● **Material for this exercise**:
-- begin --

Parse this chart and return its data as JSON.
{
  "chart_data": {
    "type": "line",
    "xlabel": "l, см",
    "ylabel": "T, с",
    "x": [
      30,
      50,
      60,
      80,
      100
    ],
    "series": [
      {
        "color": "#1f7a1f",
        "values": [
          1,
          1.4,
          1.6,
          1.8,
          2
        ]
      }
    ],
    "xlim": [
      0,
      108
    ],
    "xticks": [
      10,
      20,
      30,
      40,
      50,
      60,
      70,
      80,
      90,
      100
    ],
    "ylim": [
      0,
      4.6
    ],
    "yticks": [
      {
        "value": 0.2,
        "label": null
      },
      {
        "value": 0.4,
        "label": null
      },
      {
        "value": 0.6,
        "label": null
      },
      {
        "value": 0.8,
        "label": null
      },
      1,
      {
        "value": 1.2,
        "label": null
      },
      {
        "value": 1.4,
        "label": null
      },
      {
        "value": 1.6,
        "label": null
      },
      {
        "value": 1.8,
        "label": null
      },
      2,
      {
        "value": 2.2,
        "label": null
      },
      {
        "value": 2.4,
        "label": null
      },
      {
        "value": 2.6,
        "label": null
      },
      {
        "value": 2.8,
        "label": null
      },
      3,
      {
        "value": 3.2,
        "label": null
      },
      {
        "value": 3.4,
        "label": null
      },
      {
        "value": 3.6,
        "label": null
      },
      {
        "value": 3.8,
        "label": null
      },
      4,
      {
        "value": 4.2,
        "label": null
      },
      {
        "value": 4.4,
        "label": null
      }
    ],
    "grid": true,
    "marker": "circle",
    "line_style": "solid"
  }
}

-- end --

● **The request**:
Your task is to retype all of the records exactly.

● **Full solution**:
Parse this chart and return its data as JSON.
{
  "chart_data": {
    "type": "line",
    "xlabel": "l, см",
    "ylabel": "T, с",
    "x": [
      30,
      50,
      60,
      80,
      100
    ],
    "series": [
      {
        "color": "#1f7a1f",
        "values": [
          1,
          1.4,
          1.6,
          1.8,
          2
        ]
      }
    ],
    "xlim": [
      0,
      108
    ],
    "xticks": [
      10,
      20,
      30,
      40,
      50,
      60,
      70,
      80,
      90,
      100
    ],
    "ylim": [
      0,
      4.6
    ],
    "yticks": [
      {
        "value": 0.2,
        "label": null
      },
      {
        "value": 0.4,
        "label": null
      },
      {
        "value": 0.6,
        "label": null
      },
      {
        "value": 0.8,
        "label": null
      },
      1,
      {
        "value": 1.2,
        "label": null
      },
      {
        "value": 1.4,
        "label": null
      },
      {
        "value": 1.6,
        "label": null
      },
      {
        "value": 1.8,
        "label": null
      },
      2,
      {
        "value": 2.2,
        "label": null
      },
      {
        "value": 2.4,
        "label": null
      },
      {
        "value": 2.6,
        "label": null
      },
      {
        "value": 2.8,
        "label": null
      },
      3,
      {
        "value": 3.2,
        "label": null
      },
      {
        "value": 3.4,
        "label": null
      },
      {
        "value": 3.6,
        "label": null
      },
      {
        "value": 3.8,
        "label": null
      },
      4,
      {
        "value": 4.2,
        "label": null
      },
      {
        "value": 4.4,
        "label": null
      }
    ],
    "grid": true,
    "marker": "circle",
    "line_style": "solid"
  }
}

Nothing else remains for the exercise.